=== Goal ===
Write the records out again, precisely as they stand.

=== Data provided ===
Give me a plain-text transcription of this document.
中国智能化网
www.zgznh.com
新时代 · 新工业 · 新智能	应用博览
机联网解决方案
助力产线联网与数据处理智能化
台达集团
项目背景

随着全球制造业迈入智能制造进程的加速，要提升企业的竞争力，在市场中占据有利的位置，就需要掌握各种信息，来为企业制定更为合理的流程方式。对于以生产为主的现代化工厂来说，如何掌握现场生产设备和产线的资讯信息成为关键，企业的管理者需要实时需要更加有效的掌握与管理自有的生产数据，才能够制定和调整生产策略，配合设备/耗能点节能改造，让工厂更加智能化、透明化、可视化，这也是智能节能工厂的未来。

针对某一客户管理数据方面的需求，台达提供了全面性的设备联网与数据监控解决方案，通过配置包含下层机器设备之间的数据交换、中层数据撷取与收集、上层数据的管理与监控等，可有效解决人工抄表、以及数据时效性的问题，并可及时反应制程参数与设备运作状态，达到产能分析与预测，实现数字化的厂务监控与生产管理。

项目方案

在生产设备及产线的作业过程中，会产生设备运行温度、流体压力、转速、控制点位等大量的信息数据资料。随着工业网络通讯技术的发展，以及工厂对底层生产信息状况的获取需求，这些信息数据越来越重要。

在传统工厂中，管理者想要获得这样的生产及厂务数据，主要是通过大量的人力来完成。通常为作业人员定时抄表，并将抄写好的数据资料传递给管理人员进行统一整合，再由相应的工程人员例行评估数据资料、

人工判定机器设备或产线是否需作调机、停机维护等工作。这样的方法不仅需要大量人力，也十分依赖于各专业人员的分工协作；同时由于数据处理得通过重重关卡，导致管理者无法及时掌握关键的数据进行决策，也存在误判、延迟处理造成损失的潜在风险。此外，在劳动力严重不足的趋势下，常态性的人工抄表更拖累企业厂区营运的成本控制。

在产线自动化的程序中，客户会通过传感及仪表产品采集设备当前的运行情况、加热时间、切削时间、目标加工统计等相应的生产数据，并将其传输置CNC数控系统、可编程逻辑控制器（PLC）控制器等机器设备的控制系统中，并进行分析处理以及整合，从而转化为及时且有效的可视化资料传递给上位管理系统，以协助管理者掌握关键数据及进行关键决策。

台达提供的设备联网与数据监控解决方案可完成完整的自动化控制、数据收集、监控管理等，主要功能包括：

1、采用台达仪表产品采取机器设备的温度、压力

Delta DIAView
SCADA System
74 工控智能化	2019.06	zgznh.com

=== Solution below ===
Give me a plain-text transcription of this document.
中国智能化网
www.zgznh.com
新时代 · 新工业 · 新智能	应用博览
机联网解决方案
助力产线联网与数据处理智能化
台达集团
项目背景

随着全球制造业迈入智能制造进程的加速，要提升企业的竞争力，在市场中占据有利的位置，就需要掌握各种信息，来为企业制定更为合理的流程方式。对于以生产为主的现代化工厂来说，如何掌握现场生产设备和产线的资讯信息成为关键，企业的管理者需要实时需要更加有效的掌握与管理自有的生产数据，才能够制定和调整生产策略，配合设备/耗能点节能改造，让工厂更加智能化、透明化、可视化，这也是智能节能工厂的未来。

针对某一客户管理数据方面的需求，台达提供了全面性的设备联网与数据监控解决方案，通过配置包含下层机器设备之间的数据交换、中层数据撷取与收集、上层数据的管理与监控等，可有效解决人工抄表、以及数据时效性的问题，并可及时反应制程参数与设备运作状态，达到产能分析与预测，实现数字化的厂务监控与生产管理。

项目方案

在生产设备及产线的作业过程中，会产生设备运行温度、流体压力、转速、控制点位等大量的信息数据资料。随着工业网络通讯技术的发展，以及工厂对底层生产信息状况的获取需求，这些信息数据越来越重要。

在传统工厂中，管理者想要获得这样的生产及厂务数据，主要是通过大量的人力来完成。通常为作业人员定时抄表，并将抄写好的数据资料传递给管理人员进行统一整合，再由相应的工程人员例行评估数据资料、

人工判定机器设备或产线是否需作调机、停机维护等工作。这样的方法不仅需要大量人力，也十分依赖于各专业人员的分工协作；同时由于数据处理得通过重重关卡，导致管理者无法及时掌握关键的数据进行决策，也存在误判、延迟处理造成损失的潜在风险。此外，在劳动力严重不足的趋势下，常态性的人工抄表更拖累企业厂区营运的成本控制。

在产线自动化的程序中，客户会通过传感及仪表产品采集设备当前的运行情况、加热时间、切削时间、目标加工统计等相应的生产数据，并将其传输置CNC数控系统、可编程逻辑控制器（PLC）控制器等机器设备的控制系统中，并进行分析处理以及整合，从而转化为及时且有效的可视化资料传递给上位管理系统，以协助管理者掌握关键数据及进行关键决策。

台达提供的设备联网与数据监控解决方案可完成完整的自动化控制、数据收集、监控管理等，主要功能包括：

1、采用台达仪表产品采取机器设备的温度、压力

Delta DIAView
SCADA System
74 工控智能化	2019.06	zgznh.com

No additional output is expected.